### Task description
Every entry below should be repeated exactly; the pictures should not.
________________________________________
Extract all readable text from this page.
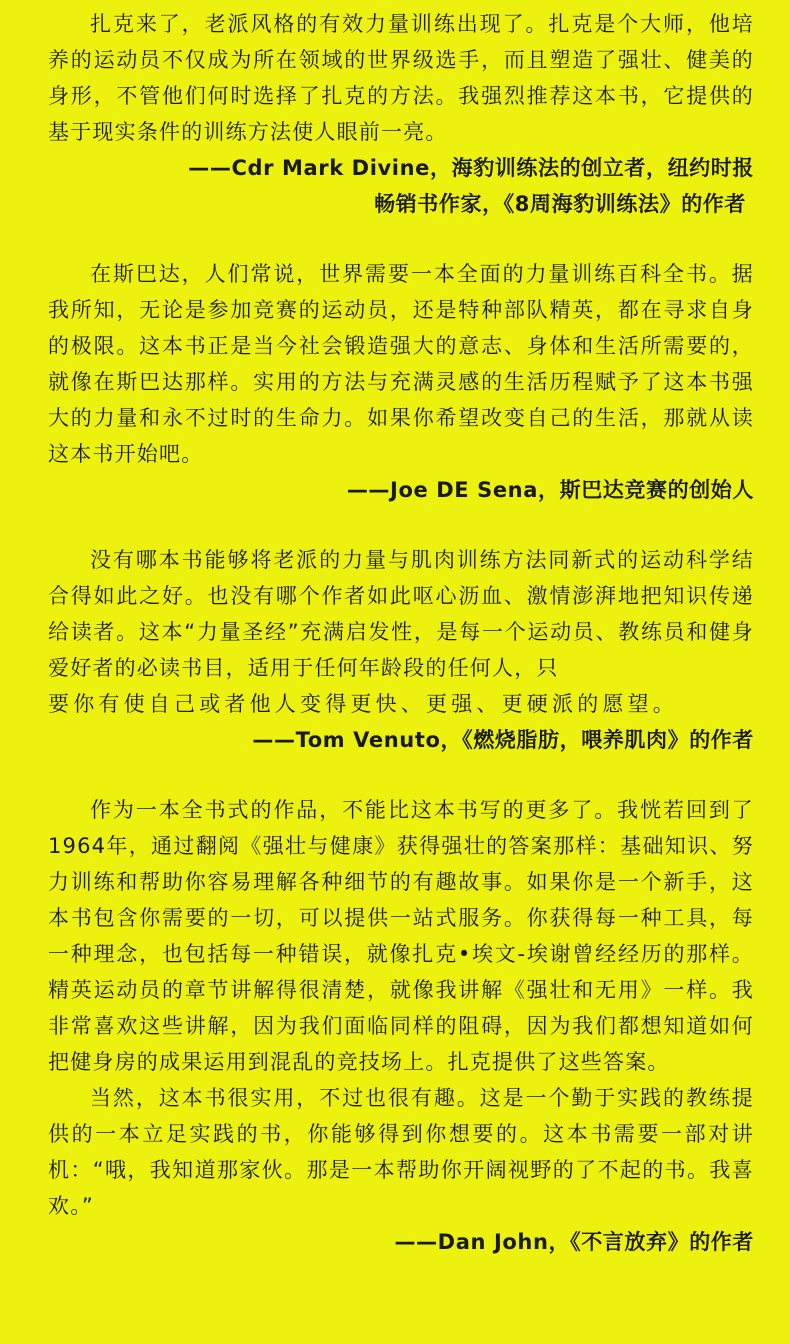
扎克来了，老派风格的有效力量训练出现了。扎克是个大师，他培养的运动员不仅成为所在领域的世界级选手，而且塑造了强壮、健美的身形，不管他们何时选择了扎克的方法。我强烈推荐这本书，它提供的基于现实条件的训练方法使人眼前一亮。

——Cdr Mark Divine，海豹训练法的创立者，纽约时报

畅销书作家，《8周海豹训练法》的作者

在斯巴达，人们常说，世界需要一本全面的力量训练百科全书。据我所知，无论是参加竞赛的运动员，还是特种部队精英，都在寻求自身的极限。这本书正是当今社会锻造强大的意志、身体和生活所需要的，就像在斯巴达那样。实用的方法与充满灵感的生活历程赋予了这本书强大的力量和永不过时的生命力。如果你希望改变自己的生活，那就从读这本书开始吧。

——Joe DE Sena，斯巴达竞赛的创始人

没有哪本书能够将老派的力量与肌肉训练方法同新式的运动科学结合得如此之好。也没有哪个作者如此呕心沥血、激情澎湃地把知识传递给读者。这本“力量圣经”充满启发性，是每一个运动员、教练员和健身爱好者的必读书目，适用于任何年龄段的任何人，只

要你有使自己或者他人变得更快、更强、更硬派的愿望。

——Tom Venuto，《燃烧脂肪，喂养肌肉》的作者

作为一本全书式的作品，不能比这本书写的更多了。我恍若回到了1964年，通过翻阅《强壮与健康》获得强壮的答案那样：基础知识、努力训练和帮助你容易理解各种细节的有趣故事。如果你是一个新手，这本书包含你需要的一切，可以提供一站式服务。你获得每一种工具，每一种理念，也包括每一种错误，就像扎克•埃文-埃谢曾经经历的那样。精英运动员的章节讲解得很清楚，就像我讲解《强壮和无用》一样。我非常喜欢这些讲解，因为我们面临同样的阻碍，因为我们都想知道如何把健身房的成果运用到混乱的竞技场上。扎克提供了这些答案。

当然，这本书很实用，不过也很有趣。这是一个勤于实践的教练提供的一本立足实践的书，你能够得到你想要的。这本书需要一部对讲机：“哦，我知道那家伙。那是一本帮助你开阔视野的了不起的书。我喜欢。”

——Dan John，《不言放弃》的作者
________________________________________
### The output
Extract all readable text from this page.
扎克来了，老派风格的有效力量训练出现了。扎克是个大师，他培养的运动员不仅成为所在领域的世界级选手，而且塑造了强壮、健美的身形，不管他们何时选择了扎克的方法。我强烈推荐这本书，它提供的基于现实条件的训练方法使人眼前一亮。

——Cdr Mark Divine，海豹训练法的创立者，纽约时报

畅销书作家，《8周海豹训练法》的作者

在斯巴达，人们常说，世界需要一本全面的力量训练百科全书。据我所知，无论是参加竞赛的运动员，还是特种部队精英，都在寻求自身的极限。这本书正是当今社会锻造强大的意志、身体和生活所需要的，就像在斯巴达那样。实用的方法与充满灵感的生活历程赋予了这本书强大的力量和永不过时的生命力。如果你希望改变自己的生活，那就从读这本书开始吧。

——Joe DE Sena，斯巴达竞赛的创始人

没有哪本书能够将老派的力量与肌肉训练方法同新式的运动科学结合得如此之好。也没有哪个作者如此呕心沥血、激情澎湃地把知识传递给读者。这本“力量圣经”充满启发性，是每一个运动员、教练员和健身爱好者的必读书目，适用于任何年龄段的任何人，只

要你有使自己或者他人变得更快、更强、更硬派的愿望。

——Tom Venuto，《燃烧脂肪，喂养肌肉》的作者

作为一本全书式的作品，不能比这本书写的更多了。我恍若回到了1964年，通过翻阅《强壮与健康》获得强壮的答案那样：基础知识、努力训练和帮助你容易理解各种细节的有趣故事。如果你是一个新手，这本书包含你需要的一切，可以提供一站式服务。你获得每一种工具，每一种理念，也包括每一种错误，就像扎克•埃文-埃谢曾经经历的那样。精英运动员的章节讲解得很清楚，就像我讲解《强壮和无用》一样。我非常喜欢这些讲解，因为我们面临同样的阻碍，因为我们都想知道如何把健身房的成果运用到混乱的竞技场上。扎克提供了这些答案。

当然，这本书很实用，不过也很有趣。这是一个勤于实践的教练提供的一本立足实践的书，你能够得到你想要的。这本书需要一部对讲机：“哦，我知道那家伙。那是一本帮助你开阔视野的了不起的书。我喜欢。”

——Dan John，《不言放弃》的作者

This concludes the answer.